Beneath this task are records; count the lines among them that contain the word "want" and answer with the number only.

==================================================

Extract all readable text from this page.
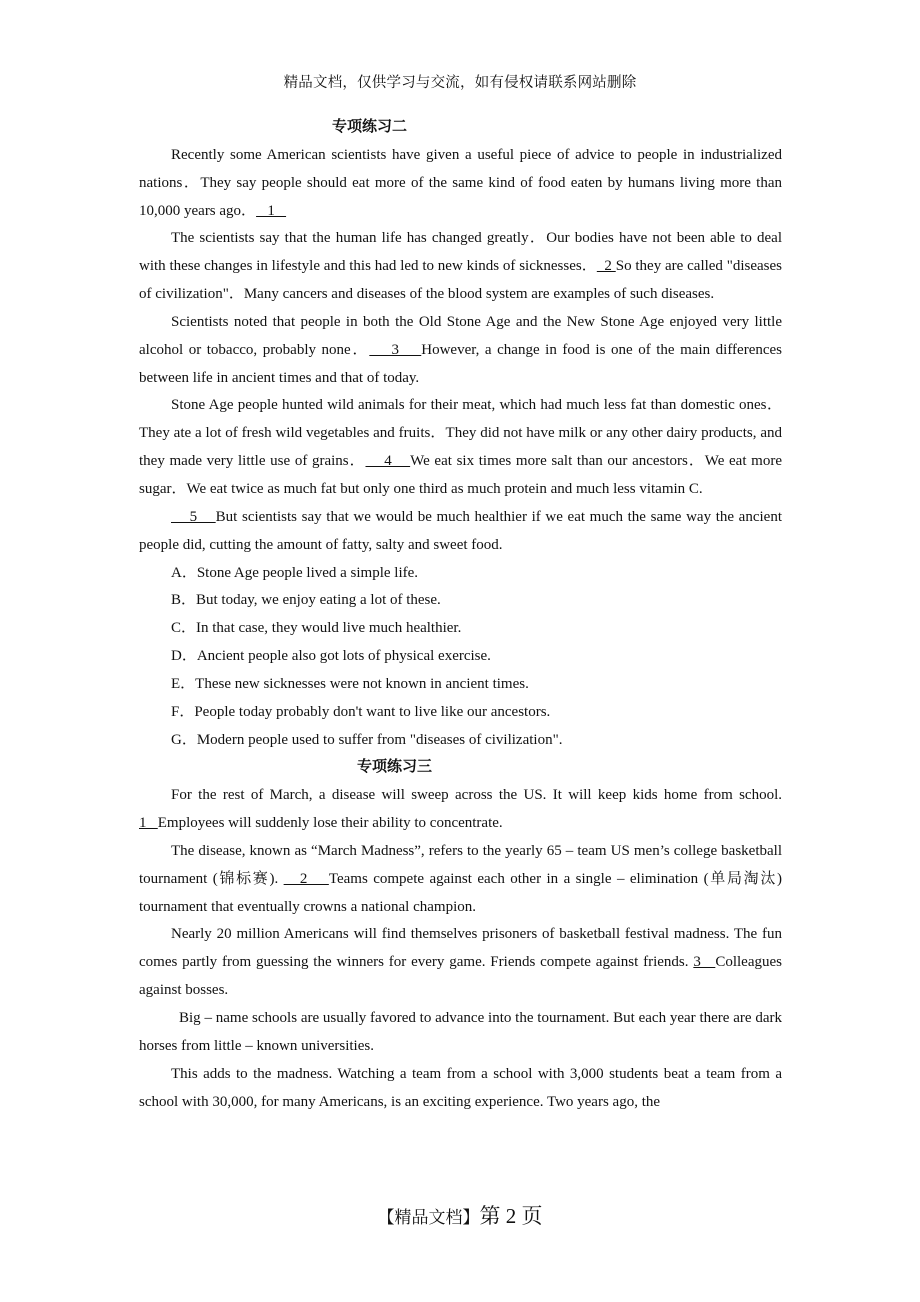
精品文档，仅供学习与交流，如有侵权请联系网站删除
专项练习二
Recently some American scientists have given a useful piece of advice to people in industrialized nations．They say people should eat more of the same kind of food eaten by humans living more than 10,000 years ago．   1
The scientists say that the human life has changed greatly．Our bodies have not been able to deal with these changes in lifestyle and this had led to new kinds of sicknesses．  2 So they are called "diseases of civilization"．Many cancers and diseases of the blood system are examples of such diseases.
Scientists noted that people in both the Old Stone Age and the New Stone Age enjoyed very little alcohol or tobacco, probably none．    3    However, a change in food is one of the main differences between life in ancient times and that of today.
Stone Age people hunted wild animals for their meat, which had much less fat than domestic ones．They ate a lot of fresh wild vegetables and fruits．They did not have milk or any other dairy products, and they made very little use of grains．    4    We eat six times more salt than our ancestors．We eat more sugar．We eat twice as much fat but only one third as much protein and much less vitamin C.
5    But scientists say that we would be much healthier if we eat much the same way the ancient people did, cutting the amount of fatty, salty and sweet food.
A．Stone Age people lived a simple life.
B．But today, we enjoy eating a lot of these.
C．In that case, they would live much healthier.
D．Ancient people also got lots of physical exercise.
E．These new sicknesses were not known in ancient times.
F．People today probably don't want to live like our ancestors.
G．Modern people used to suffer from "diseases of civilization".
专项练习三
For the rest of March, a disease will sweep across the US. It will keep kids home from school. 1   Employees will suddenly lose their ability to concentrate.
The disease, known as “March Madness”, refers to the yearly 65 – team US men’s college basketball tournament (锦标赛).    2    Teams compete against each other in a single – elimination (单局淘汰) tournament that eventually crowns a national champion.
Nearly 20 million Americans will find themselves prisoners of basketball festival madness. The fun comes partly from guessing the winners for every game. Friends compete against friends. 3   Colleagues against bosses.
Big – name schools are usually favored to advance into the tournament. But each year there are dark horses from little – known universities.
This adds to the madness. Watching a team from a school with 3,000 students beat a team from a school with 30,000, for many Americans, is an exciting experience. Two years ago, the
【精品文档】第 2 页
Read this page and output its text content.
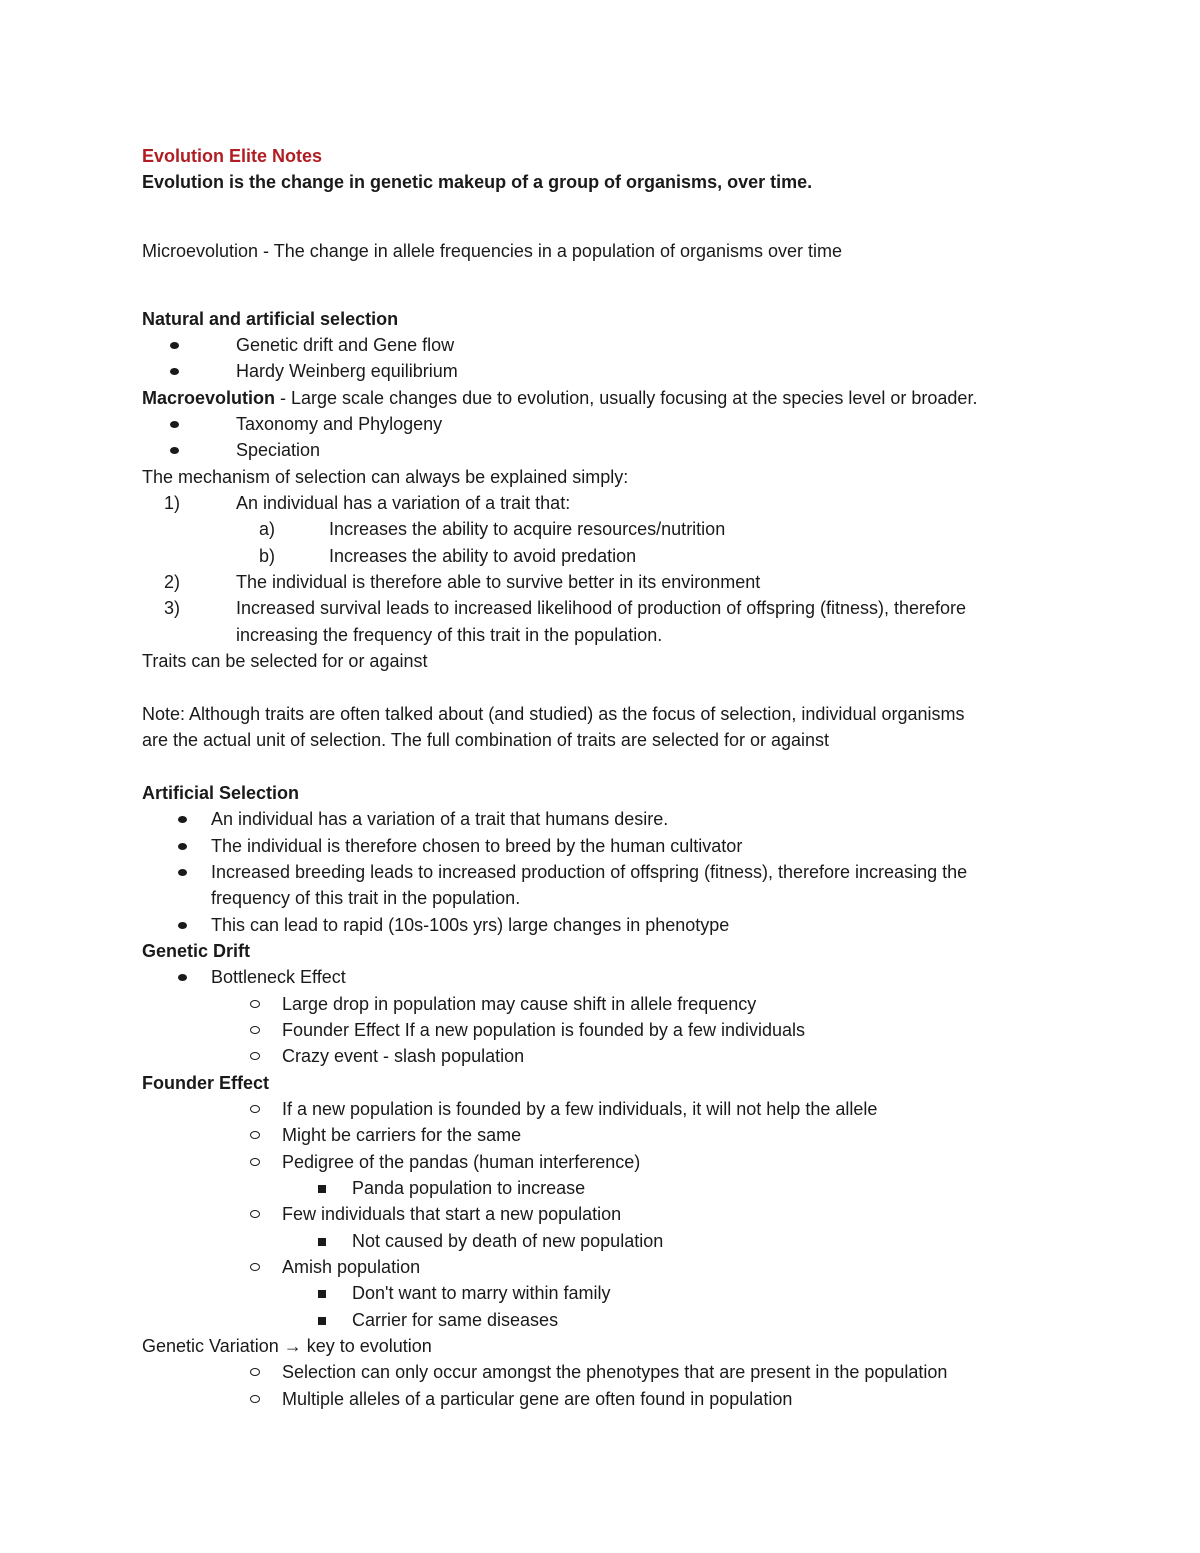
Evolution Elite Notes
Evolution is the change in genetic makeup of a group of organisms, over time.
Microevolution - The change in allele frequencies in a population of organisms over time
Natural and artificial selection
Genetic drift and Gene flow
Hardy Weinberg equilibrium
Macroevolution - Large scale changes due to evolution, usually focusing at the species level or broader.
Taxonomy and Phylogeny
Speciation
The mechanism of selection can always be explained simply:
1)	An individual has a variation of a trait that:
a)	Increases the ability to acquire resources/nutrition
b)	Increases the ability to avoid predation
2)	The individual is therefore able to survive better in its environment
3)	Increased survival leads to increased likelihood of production of offspring (fitness), therefore
increasing the frequency of this trait in the population.
Traits can be selected for or against
Note: Although traits are often talked about (and studied) as the focus of selection, individual organisms
are the actual unit of selection. The full combination of traits are selected for or against
Artificial Selection
An individual has a variation of a trait that humans desire.
The individual is therefore chosen to breed by the human cultivator
Increased breeding leads to increased production of offspring (fitness), therefore increasing the
frequency of this trait in the population.
This can lead to rapid (10s-100s yrs) large changes in phenotype
Genetic Drift
Bottleneck Effect
Large drop in population may cause shift in allele frequency
Founder Effect If a new population is founded by a few individuals
Crazy event - slash population
Founder Effect
If a new population is founded by a few individuals, it will not help the allele
Might be carriers for the same
Pedigree of the pandas (human interference)
Panda population to increase
Few individuals that start a new population
Not caused by death of new population
Amish population
Don't want to marry within family
Carrier for same diseases
Genetic Variation → key to evolution
Selection can only occur amongst the phenotypes that are present in the population
Multiple alleles of a particular gene are often found in population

==================================================

FINISHED TASK -
2